STATED PROBLEM
Extract the complete listing and repeat it word for word.

INPUT MATERIAL
** BEGIN **

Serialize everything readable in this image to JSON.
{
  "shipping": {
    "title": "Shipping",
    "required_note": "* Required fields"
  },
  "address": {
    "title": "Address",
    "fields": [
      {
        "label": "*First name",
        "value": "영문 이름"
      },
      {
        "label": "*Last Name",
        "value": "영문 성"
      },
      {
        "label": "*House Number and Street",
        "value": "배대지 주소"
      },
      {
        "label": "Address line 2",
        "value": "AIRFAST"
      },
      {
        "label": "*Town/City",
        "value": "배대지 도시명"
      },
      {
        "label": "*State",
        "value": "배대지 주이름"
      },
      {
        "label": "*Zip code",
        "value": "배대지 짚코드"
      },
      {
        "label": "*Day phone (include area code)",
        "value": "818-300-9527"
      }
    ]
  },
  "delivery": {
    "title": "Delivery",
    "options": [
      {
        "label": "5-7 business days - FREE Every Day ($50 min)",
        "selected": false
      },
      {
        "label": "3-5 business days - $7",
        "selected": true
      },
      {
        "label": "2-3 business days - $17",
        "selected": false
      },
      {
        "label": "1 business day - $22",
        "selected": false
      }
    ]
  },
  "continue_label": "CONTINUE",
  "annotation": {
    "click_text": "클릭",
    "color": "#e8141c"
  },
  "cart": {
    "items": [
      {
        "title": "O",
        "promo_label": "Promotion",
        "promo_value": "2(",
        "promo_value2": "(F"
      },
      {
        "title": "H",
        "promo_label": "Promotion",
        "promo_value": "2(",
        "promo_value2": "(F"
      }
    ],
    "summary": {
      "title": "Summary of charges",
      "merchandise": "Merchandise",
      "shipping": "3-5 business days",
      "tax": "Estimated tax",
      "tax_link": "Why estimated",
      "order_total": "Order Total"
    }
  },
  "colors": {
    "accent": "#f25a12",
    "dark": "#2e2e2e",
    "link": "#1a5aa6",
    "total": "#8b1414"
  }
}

** END **

RESULT OF THE EXERCISE
Serialize everything readable in this image to JSON.
{
  "shipping": {
    "title": "Shipping",
    "required_note": "* Required fields"
  },
  "address": {
    "title": "Address",
    "fields": [
      {
        "label": "*First name",
        "value": "영문 이름"
      },
      {
        "label": "*Last Name",
        "value": "영문 성"
      },
      {
        "label": "*House Number and Street",
        "value": "배대지 주소"
      },
      {
        "label": "Address line 2",
        "value": "AIRFAST"
      },
      {
        "label": "*Town/City",
        "value": "배대지 도시명"
      },
      {
        "label": "*State",
        "value": "배대지 주이름"
      },
      {
        "label": "*Zip code",
        "value": "배대지 짚코드"
      },
      {
        "label": "*Day phone (include area code)",
        "value": "818-300-9527"
      }
    ]
  },
  "delivery": {
    "title": "Delivery",
    "options": [
      {
        "label": "5-7 business days - FREE Every Day ($50 min)",
        "selected": false
      },
      {
        "label": "3-5 business days - $7",
        "selected": true
      },
      {
        "label": "2-3 business days - $17",
        "selected": false
      },
      {
        "label": "1 business day - $22",
        "selected": false
      }
    ]
  },
  "continue_label": "CONTINUE",
  "annotation": {
    "click_text": "클릭",
    "color": "#e8141c"
  },
  "cart": {
    "items": [
      {
        "title": "O",
        "promo_label": "Promotion",
        "promo_value": "2(",
        "promo_value2": "(F"
      },
      {
        "title": "H",
        "promo_label": "Promotion",
        "promo_value": "2(",
        "promo_value2": "(F"
      }
    ],
    "summary": {
      "title": "Summary of charges",
      "merchandise": "Merchandise",
      "shipping": "3-5 business days",
      "tax": "Estimated tax",
      "tax_link": "Why estimated",
      "order_total": "Order Total"
    }
  },
  "colors": {
    "accent": "#f25a12",
    "dark": "#2e2e2e",
    "link": "#1a5aa6",
    "total": "#8b1414"
  }
}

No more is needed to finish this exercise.